▶ THE PROBLEM:
Where a line of the listing below includes the word "وحملى", reproduce that line.

++++++++++

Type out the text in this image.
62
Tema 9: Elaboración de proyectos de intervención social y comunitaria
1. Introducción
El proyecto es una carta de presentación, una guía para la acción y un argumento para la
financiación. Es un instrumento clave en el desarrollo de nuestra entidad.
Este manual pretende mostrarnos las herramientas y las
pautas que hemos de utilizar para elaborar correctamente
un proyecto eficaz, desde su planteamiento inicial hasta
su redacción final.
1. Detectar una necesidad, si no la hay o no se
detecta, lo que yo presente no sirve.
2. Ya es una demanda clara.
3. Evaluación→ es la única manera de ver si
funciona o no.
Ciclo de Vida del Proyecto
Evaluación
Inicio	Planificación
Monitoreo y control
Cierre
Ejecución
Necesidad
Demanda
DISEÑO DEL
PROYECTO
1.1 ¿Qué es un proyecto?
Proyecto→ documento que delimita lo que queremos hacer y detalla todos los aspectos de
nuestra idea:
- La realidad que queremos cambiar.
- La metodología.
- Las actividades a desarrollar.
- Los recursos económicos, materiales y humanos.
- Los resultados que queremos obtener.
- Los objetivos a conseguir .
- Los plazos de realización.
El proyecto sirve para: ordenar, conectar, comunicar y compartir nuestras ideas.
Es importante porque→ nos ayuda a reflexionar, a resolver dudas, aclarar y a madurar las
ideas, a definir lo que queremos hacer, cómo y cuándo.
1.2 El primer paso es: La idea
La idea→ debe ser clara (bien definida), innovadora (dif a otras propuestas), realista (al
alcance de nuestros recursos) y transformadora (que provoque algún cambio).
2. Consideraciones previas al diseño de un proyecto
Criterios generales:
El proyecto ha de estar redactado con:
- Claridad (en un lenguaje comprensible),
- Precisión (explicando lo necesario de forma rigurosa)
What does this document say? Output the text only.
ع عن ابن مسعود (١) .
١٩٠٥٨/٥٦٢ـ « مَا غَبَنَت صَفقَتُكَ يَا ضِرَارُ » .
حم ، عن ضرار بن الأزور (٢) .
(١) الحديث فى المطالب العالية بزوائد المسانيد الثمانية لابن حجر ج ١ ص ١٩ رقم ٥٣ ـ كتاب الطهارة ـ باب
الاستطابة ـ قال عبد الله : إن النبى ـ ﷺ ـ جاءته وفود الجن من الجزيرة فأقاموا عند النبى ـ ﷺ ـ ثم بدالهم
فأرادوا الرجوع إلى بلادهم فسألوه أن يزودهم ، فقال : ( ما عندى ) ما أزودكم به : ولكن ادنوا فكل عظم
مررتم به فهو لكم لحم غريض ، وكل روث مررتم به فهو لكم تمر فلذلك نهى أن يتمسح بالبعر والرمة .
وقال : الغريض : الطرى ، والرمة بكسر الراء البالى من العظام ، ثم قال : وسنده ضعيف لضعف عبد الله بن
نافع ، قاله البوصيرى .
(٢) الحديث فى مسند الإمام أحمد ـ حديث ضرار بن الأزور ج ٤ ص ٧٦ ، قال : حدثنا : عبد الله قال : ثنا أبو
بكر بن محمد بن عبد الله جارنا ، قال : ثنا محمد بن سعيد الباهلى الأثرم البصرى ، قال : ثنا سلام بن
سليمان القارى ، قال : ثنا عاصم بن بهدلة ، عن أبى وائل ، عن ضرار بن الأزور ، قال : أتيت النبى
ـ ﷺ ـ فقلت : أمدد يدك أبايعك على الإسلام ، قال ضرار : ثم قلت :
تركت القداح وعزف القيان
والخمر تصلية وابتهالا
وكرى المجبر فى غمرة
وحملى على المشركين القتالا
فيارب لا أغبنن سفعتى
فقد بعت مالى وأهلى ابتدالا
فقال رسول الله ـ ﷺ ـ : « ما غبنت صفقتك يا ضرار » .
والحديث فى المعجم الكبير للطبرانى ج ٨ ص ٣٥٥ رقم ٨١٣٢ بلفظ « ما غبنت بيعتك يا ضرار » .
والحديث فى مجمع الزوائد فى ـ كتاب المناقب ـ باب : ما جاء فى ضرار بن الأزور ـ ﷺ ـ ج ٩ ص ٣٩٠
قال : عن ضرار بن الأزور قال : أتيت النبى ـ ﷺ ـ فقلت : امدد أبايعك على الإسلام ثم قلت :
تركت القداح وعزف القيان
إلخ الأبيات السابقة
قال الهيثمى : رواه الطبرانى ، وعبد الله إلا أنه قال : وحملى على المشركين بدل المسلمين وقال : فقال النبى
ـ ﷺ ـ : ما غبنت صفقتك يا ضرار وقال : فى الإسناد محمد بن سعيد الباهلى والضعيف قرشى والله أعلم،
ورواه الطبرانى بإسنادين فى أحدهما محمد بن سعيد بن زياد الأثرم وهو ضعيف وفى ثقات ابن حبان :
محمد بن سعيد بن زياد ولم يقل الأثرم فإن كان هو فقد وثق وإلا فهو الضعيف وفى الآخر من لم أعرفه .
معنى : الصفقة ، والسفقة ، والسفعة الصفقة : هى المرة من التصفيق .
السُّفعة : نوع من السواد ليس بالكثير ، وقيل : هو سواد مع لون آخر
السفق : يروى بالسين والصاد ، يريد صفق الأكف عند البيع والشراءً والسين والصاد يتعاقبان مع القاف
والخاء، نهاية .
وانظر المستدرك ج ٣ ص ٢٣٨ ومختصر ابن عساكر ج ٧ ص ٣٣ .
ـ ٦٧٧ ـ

++++++++++

▶ RESULT:
وحملى على المشركين القتالا
قال الهيثمى : رواه الطبرانى ، وعبد الله إلا أنه قال : وحملى على المشركين بدل المسلمين وقال : فقال النبى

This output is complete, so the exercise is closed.